• Description of the task: State how many lines in the listing below include the word "ylabel", and add nothing besides the number.

---*---

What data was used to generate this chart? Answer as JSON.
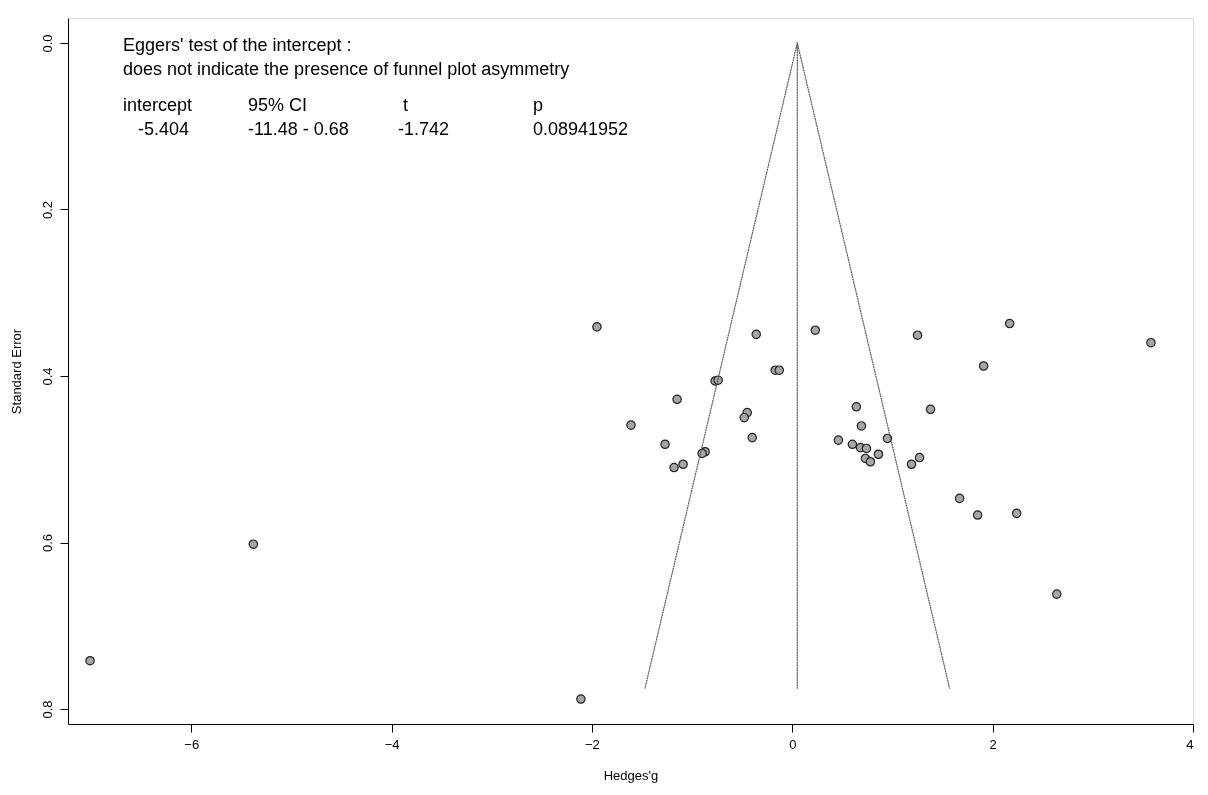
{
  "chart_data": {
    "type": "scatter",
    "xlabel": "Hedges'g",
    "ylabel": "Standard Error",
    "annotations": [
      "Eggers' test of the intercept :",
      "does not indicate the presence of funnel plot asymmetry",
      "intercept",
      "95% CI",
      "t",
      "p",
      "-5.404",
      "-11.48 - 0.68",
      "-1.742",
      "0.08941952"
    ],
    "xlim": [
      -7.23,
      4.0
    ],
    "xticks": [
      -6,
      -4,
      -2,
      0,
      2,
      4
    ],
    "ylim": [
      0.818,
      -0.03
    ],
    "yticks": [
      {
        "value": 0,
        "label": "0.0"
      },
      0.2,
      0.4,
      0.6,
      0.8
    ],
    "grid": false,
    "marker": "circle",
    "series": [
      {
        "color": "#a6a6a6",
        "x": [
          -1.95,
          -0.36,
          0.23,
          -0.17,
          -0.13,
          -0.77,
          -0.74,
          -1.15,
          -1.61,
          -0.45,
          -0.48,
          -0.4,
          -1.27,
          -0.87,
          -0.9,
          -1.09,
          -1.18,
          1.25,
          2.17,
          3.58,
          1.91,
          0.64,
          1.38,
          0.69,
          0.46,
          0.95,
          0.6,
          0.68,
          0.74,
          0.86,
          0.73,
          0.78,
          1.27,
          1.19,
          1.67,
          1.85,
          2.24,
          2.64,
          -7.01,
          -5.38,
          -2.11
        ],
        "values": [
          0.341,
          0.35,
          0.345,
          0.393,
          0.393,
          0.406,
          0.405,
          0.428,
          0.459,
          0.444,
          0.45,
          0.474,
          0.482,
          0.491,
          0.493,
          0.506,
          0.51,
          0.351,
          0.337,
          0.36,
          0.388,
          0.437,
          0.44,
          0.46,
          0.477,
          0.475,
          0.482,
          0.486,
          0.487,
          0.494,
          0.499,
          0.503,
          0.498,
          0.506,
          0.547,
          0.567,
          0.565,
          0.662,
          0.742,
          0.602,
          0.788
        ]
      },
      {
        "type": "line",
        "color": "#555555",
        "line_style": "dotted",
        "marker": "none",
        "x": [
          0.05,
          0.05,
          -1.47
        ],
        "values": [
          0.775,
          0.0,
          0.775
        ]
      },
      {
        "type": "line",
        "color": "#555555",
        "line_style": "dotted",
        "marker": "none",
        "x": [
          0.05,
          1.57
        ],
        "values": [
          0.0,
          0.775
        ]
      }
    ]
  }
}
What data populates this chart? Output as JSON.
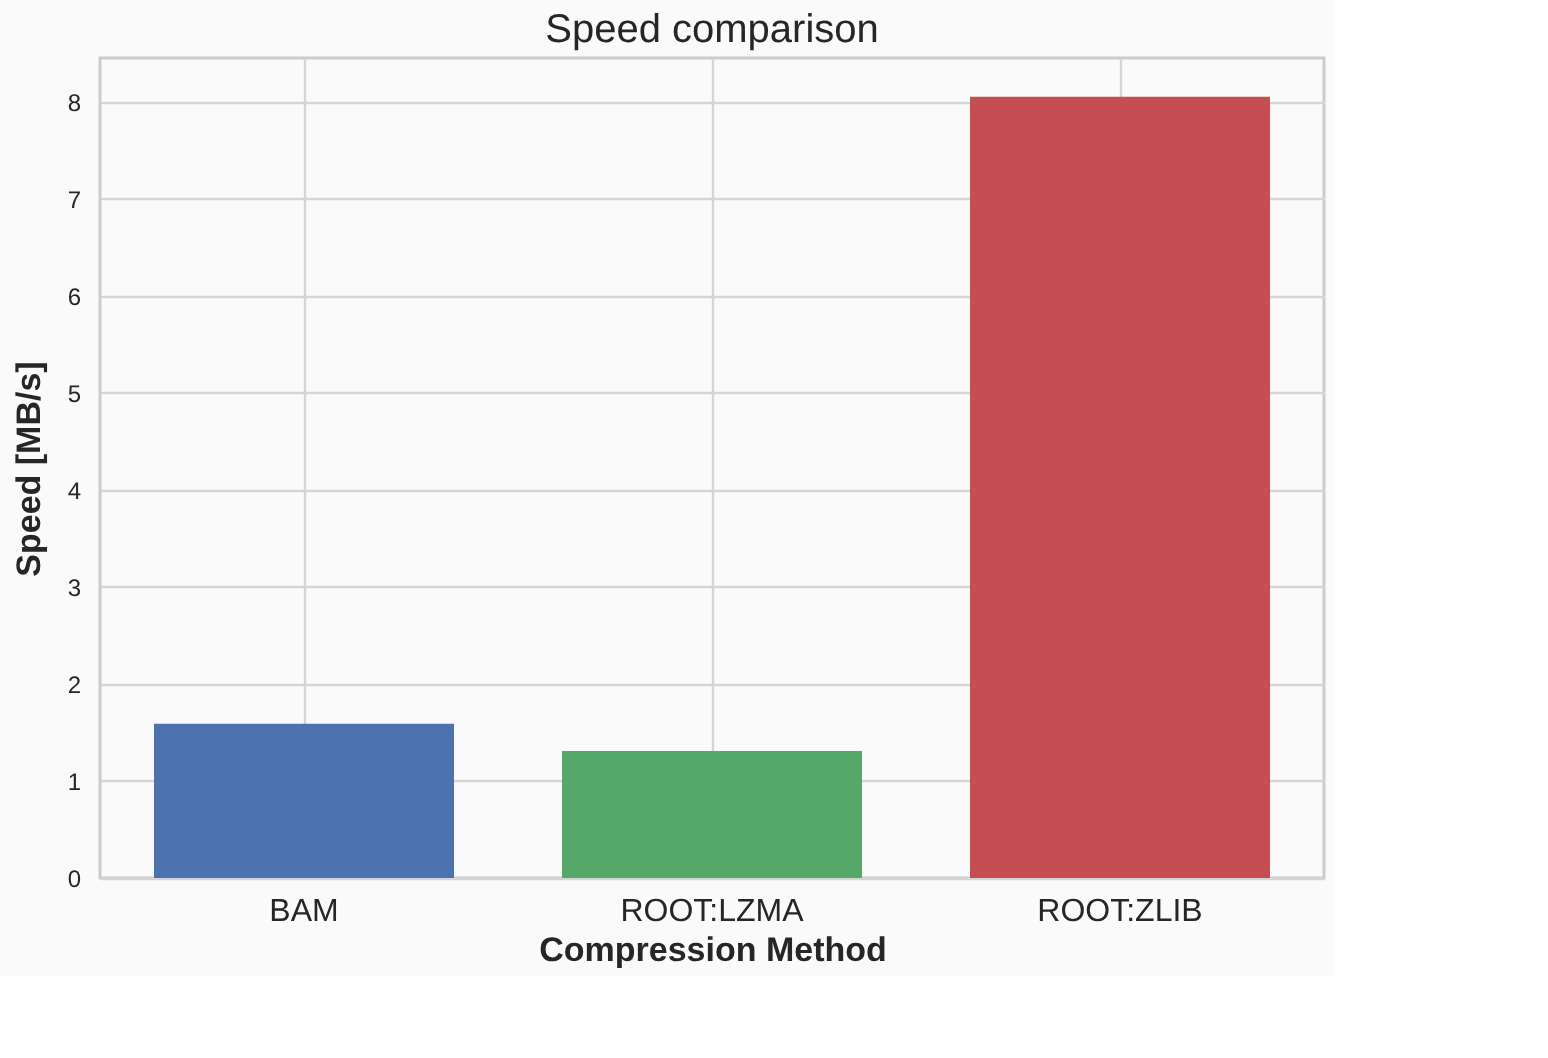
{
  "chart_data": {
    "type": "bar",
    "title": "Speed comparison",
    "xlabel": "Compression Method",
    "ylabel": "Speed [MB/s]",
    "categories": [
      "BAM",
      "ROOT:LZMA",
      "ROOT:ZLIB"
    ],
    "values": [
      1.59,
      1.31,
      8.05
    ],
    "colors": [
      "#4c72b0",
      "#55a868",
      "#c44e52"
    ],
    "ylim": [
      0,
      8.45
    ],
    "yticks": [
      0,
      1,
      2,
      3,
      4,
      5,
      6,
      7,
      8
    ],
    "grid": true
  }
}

---*---

• Final result: 2